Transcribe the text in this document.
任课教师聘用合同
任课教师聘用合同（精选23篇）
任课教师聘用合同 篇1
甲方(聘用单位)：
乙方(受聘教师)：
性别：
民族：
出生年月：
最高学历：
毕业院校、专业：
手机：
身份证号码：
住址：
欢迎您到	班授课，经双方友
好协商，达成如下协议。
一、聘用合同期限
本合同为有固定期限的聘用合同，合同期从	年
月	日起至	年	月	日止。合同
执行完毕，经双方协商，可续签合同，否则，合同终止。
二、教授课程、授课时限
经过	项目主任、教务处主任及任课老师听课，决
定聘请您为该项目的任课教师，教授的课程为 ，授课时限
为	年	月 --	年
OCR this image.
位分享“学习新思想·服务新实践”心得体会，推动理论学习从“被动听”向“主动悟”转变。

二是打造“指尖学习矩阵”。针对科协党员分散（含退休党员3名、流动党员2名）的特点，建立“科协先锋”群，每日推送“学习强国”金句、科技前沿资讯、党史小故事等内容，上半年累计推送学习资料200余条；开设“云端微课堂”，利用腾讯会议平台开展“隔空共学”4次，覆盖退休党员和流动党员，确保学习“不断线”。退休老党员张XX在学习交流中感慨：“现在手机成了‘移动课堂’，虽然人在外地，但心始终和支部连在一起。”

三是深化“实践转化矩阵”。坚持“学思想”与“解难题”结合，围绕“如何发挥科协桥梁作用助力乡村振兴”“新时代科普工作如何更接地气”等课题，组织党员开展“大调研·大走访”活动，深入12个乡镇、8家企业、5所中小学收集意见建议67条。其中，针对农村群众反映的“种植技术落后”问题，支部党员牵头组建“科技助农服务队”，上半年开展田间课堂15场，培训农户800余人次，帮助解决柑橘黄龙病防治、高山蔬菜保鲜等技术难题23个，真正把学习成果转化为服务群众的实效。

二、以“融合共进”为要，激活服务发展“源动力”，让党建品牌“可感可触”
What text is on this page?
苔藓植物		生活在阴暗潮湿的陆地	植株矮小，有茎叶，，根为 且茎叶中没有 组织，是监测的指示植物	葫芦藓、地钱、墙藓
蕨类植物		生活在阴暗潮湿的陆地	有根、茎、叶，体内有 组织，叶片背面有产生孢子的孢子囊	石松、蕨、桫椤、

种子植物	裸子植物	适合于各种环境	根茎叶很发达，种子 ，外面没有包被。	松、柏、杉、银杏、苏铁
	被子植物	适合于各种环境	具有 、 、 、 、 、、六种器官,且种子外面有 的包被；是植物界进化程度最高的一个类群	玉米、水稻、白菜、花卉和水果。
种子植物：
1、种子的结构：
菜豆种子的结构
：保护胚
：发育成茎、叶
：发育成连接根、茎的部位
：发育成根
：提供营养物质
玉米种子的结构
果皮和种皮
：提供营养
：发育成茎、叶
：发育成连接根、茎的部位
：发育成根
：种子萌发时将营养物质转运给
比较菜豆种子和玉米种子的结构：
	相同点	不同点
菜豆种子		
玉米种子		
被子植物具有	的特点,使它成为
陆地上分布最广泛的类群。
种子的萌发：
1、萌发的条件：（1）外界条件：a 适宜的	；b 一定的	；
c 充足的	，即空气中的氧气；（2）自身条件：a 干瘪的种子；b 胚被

----------------

▶ [SET EXERCISE]
Transcribe the data above in full, exactly.

▶ [RESPONSE BELOW]
Transcribe the text in this document.
任课教师聘用合同
任课教师聘用合同（精选23篇）
任课教师聘用合同 篇1
甲方(聘用单位)：
乙方(受聘教师)：
性别：
民族：
出生年月：
最高学历：
毕业院校、专业：
手机：
身份证号码：
住址：
欢迎您到	班授课，经双方友
好协商，达成如下协议。
一、聘用合同期限
本合同为有固定期限的聘用合同，合同期从	年
月	日起至	年	月	日止。合同
执行完毕，经双方协商，可续签合同，否则，合同终止。
二、教授课程、授课时限
经过	项目主任、教务处主任及任课老师听课，决
定聘请您为该项目的任课教师，教授的课程为 ，授课时限
为	年	月 --	年
OCR this image.
位分享“学习新思想·服务新实践”心得体会，推动理论学习从“被动听”向“主动悟”转变。

二是打造“指尖学习矩阵”。针对科协党员分散（含退休党员3名、流动党员2名）的特点，建立“科协先锋”群，每日推送“学习强国”金句、科技前沿资讯、党史小故事等内容，上半年累计推送学习资料200余条；开设“云端微课堂”，利用腾讯会议平台开展“隔空共学”4次，覆盖退休党员和流动党员，确保学习“不断线”。退休老党员张XX在学习交流中感慨：“现在手机成了‘移动课堂’，虽然人在外地，但心始终和支部连在一起。”

三是深化“实践转化矩阵”。坚持“学思想”与“解难题”结合，围绕“如何发挥科协桥梁作用助力乡村振兴”“新时代科普工作如何更接地气”等课题，组织党员开展“大调研·大走访”活动，深入12个乡镇、8家企业、5所中小学收集意见建议67条。其中，针对农村群众反映的“种植技术落后”问题，支部党员牵头组建“科技助农服务队”，上半年开展田间课堂15场，培训农户800余人次，帮助解决柑橘黄龙病防治、高山蔬菜保鲜等技术难题23个，真正把学习成果转化为服务群众的实效。

二、以“融合共进”为要，激活服务发展“源动力”，让党建品牌“可感可触”
What text is on this page?
苔藓植物		生活在阴暗潮湿的陆地	植株矮小，有茎叶，，根为 且茎叶中没有 组织，是监测的指示植物	葫芦藓、地钱、墙藓
蕨类植物		生活在阴暗潮湿的陆地	有根、茎、叶，体内有 组织，叶片背面有产生孢子的孢子囊	石松、蕨、桫椤、

种子植物	裸子植物	适合于各种环境	根茎叶很发达，种子 ，外面没有包被。	松、柏、杉、银杏、苏铁
	被子植物	适合于各种环境	具有 、 、 、 、 、、六种器官,且种子外面有 的包被；是植物界进化程度最高的一个类群	玉米、水稻、白菜、花卉和水果。
种子植物：
1、种子的结构：
菜豆种子的结构
：保护胚
：发育成茎、叶
：发育成连接根、茎的部位
：发育成根
：提供营养物质
玉米种子的结构
果皮和种皮
：提供营养
：发育成茎、叶
：发育成连接根、茎的部位
：发育成根
：种子萌发时将营养物质转运给
比较菜豆种子和玉米种子的结构：
	相同点	不同点
菜豆种子		
玉米种子		
被子植物具有	的特点,使它成为
陆地上分布最广泛的类群。
种子的萌发：
1、萌发的条件：（1）外界条件：a 适宜的	；b 一定的	；
c 充足的	，即空气中的氧气；（2）自身条件：a 干瘪的种子；b 胚被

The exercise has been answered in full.